§ **WORKING DATA**

********

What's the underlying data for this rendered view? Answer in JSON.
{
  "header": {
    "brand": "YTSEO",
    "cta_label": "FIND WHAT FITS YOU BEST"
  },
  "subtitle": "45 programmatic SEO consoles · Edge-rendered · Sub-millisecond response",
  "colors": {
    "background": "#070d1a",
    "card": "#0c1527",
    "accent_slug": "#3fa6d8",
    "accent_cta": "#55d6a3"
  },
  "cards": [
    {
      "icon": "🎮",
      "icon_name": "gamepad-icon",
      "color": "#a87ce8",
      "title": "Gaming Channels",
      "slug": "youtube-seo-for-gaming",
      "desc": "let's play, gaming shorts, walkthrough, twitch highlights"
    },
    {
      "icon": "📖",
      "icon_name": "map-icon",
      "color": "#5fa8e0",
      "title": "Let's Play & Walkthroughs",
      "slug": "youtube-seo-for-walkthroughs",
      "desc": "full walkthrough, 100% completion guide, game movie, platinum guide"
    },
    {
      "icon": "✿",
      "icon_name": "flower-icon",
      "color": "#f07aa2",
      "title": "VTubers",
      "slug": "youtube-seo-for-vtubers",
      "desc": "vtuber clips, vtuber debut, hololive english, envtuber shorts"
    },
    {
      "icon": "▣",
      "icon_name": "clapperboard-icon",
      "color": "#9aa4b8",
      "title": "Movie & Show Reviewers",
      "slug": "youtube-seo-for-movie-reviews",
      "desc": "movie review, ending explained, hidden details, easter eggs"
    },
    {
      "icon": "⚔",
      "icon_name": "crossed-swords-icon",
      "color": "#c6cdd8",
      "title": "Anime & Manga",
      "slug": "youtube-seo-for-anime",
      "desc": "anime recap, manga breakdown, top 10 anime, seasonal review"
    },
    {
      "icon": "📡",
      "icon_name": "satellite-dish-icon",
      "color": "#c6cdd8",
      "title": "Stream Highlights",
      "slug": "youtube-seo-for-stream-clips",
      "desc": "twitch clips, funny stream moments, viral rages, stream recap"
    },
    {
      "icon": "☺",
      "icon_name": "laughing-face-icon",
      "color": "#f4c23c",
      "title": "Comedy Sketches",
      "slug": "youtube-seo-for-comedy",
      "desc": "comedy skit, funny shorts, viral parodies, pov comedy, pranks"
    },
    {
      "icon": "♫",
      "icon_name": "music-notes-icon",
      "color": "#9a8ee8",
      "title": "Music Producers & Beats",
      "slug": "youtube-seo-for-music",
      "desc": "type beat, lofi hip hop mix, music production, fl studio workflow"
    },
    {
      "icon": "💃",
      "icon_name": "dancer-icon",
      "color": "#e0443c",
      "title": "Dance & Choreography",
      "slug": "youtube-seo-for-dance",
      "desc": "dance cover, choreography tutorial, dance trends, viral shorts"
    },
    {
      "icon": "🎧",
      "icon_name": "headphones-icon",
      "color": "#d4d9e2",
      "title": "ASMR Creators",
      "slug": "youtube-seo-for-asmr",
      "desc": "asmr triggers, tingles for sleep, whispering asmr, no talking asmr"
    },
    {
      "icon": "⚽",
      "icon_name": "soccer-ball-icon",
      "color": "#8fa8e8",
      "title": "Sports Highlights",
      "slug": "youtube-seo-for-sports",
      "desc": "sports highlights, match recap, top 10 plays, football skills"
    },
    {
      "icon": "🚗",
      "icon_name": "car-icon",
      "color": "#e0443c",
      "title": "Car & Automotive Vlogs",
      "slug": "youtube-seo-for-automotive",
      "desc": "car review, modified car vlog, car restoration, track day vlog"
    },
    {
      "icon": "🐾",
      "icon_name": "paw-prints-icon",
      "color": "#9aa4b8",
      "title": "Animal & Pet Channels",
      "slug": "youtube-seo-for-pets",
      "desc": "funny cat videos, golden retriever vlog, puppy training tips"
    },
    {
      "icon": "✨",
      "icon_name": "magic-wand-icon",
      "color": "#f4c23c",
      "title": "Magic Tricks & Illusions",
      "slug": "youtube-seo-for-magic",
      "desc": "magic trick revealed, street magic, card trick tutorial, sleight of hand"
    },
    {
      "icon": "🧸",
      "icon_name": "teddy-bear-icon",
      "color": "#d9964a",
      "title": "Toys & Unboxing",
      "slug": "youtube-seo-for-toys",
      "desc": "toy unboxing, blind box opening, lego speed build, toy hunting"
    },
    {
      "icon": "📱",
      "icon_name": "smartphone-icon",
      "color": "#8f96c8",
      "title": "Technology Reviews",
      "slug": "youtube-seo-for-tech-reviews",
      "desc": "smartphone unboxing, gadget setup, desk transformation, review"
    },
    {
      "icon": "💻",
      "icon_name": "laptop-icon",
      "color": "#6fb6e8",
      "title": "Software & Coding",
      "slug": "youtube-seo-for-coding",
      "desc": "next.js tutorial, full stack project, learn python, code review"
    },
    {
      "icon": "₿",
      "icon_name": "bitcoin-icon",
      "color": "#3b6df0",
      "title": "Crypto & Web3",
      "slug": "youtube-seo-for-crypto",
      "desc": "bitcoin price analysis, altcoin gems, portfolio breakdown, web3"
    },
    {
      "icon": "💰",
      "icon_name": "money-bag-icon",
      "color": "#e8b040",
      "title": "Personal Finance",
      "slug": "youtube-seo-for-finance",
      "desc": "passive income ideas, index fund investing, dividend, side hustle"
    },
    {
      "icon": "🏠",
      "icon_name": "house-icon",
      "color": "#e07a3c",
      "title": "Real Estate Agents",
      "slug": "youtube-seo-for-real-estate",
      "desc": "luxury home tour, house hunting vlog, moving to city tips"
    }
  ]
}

********

§ **EXERCISE BRIEF**
Without changing anything, repeat every record above.

§ **RESULT OF THE EXERCISE**
What's the underlying data for this rendered view? Answer in JSON.
{
  "header": {
    "brand": "YTSEO",
    "cta_label": "FIND WHAT FITS YOU BEST"
  },
  "subtitle": "45 programmatic SEO consoles · Edge-rendered · Sub-millisecond response",
  "colors": {
    "background": "#070d1a",
    "card": "#0c1527",
    "accent_slug": "#3fa6d8",
    "accent_cta": "#55d6a3"
  },
  "cards": [
    {
      "icon": "🎮",
      "icon_name": "gamepad-icon",
      "color": "#a87ce8",
      "title": "Gaming Channels",
      "slug": "youtube-seo-for-gaming",
      "desc": "let's play, gaming shorts, walkthrough, twitch highlights"
    },
    {
      "icon": "📖",
      "icon_name": "map-icon",
      "color": "#5fa8e0",
      "title": "Let's Play & Walkthroughs",
      "slug": "youtube-seo-for-walkthroughs",
      "desc": "full walkthrough, 100% completion guide, game movie, platinum guide"
    },
    {
      "icon": "✿",
      "icon_name": "flower-icon",
      "color": "#f07aa2",
      "title": "VTubers",
      "slug": "youtube-seo-for-vtubers",
      "desc": "vtuber clips, vtuber debut, hololive english, envtuber shorts"
    },
    {
      "icon": "▣",
      "icon_name": "clapperboard-icon",
      "color": "#9aa4b8",
      "title": "Movie & Show Reviewers",
      "slug": "youtube-seo-for-movie-reviews",
      "desc": "movie review, ending explained, hidden details, easter eggs"
    },
    {
      "icon": "⚔",
      "icon_name": "crossed-swords-icon",
      "color": "#c6cdd8",
      "title": "Anime & Manga",
      "slug": "youtube-seo-for-anime",
      "desc": "anime recap, manga breakdown, top 10 anime, seasonal review"
    },
    {
      "icon": "📡",
      "icon_name": "satellite-dish-icon",
      "color": "#c6cdd8",
      "title": "Stream Highlights",
      "slug": "youtube-seo-for-stream-clips",
      "desc": "twitch clips, funny stream moments, viral rages, stream recap"
    },
    {
      "icon": "☺",
      "icon_name": "laughing-face-icon",
      "color": "#f4c23c",
      "title": "Comedy Sketches",
      "slug": "youtube-seo-for-comedy",
      "desc": "comedy skit, funny shorts, viral parodies, pov comedy, pranks"
    },
    {
      "icon": "♫",
      "icon_name": "music-notes-icon",
      "color": "#9a8ee8",
      "title": "Music Producers & Beats",
      "slug": "youtube-seo-for-music",
      "desc": "type beat, lofi hip hop mix, music production, fl studio workflow"
    },
    {
      "icon": "💃",
      "icon_name": "dancer-icon",
      "color": "#e0443c",
      "title": "Dance & Choreography",
      "slug": "youtube-seo-for-dance",
      "desc": "dance cover, choreography tutorial, dance trends, viral shorts"
    },
    {
      "icon": "🎧",
      "icon_name": "headphones-icon",
      "color": "#d4d9e2",
      "title": "ASMR Creators",
      "slug": "youtube-seo-for-asmr",
      "desc": "asmr triggers, tingles for sleep, whispering asmr, no talking asmr"
    },
    {
      "icon": "⚽",
      "icon_name": "soccer-ball-icon",
      "color": "#8fa8e8",
      "title": "Sports Highlights",
      "slug": "youtube-seo-for-sports",
      "desc": "sports highlights, match recap, top 10 plays, football skills"
    },
    {
      "icon": "🚗",
      "icon_name": "car-icon",
      "color": "#e0443c",
      "title": "Car & Automotive Vlogs",
      "slug": "youtube-seo-for-automotive",
      "desc": "car review, modified car vlog, car restoration, track day vlog"
    },
    {
      "icon": "🐾",
      "icon_name": "paw-prints-icon",
      "color": "#9aa4b8",
      "title": "Animal & Pet Channels",
      "slug": "youtube-seo-for-pets",
      "desc": "funny cat videos, golden retriever vlog, puppy training tips"
    },
    {
      "icon": "✨",
      "icon_name": "magic-wand-icon",
      "color": "#f4c23c",
      "title": "Magic Tricks & Illusions",
      "slug": "youtube-seo-for-magic",
      "desc": "magic trick revealed, street magic, card trick tutorial, sleight of hand"
    },
    {
      "icon": "🧸",
      "icon_name": "teddy-bear-icon",
      "color": "#d9964a",
      "title": "Toys & Unboxing",
      "slug": "youtube-seo-for-toys",
      "desc": "toy unboxing, blind box opening, lego speed build, toy hunting"
    },
    {
      "icon": "📱",
      "icon_name": "smartphone-icon",
      "color": "#8f96c8",
      "title": "Technology Reviews",
      "slug": "youtube-seo-for-tech-reviews",
      "desc": "smartphone unboxing, gadget setup, desk transformation, review"
    },
    {
      "icon": "💻",
      "icon_name": "laptop-icon",
      "color": "#6fb6e8",
      "title": "Software & Coding",
      "slug": "youtube-seo-for-coding",
      "desc": "next.js tutorial, full stack project, learn python, code review"
    },
    {
      "icon": "₿",
      "icon_name": "bitcoin-icon",
      "color": "#3b6df0",
      "title": "Crypto & Web3",
      "slug": "youtube-seo-for-crypto",
      "desc": "bitcoin price analysis, altcoin gems, portfolio breakdown, web3"
    },
    {
      "icon": "💰",
      "icon_name": "money-bag-icon",
      "color": "#e8b040",
      "title": "Personal Finance",
      "slug": "youtube-seo-for-finance",
      "desc": "passive income ideas, index fund investing, dividend, side hustle"
    },
    {
      "icon": "🏠",
      "icon_name": "house-icon",
      "color": "#e07a3c",
      "title": "Real Estate Agents",
      "slug": "youtube-seo-for-real-estate",
      "desc": "luxury home tour, house hunting vlog, moving to city tips"
    }
  ]
}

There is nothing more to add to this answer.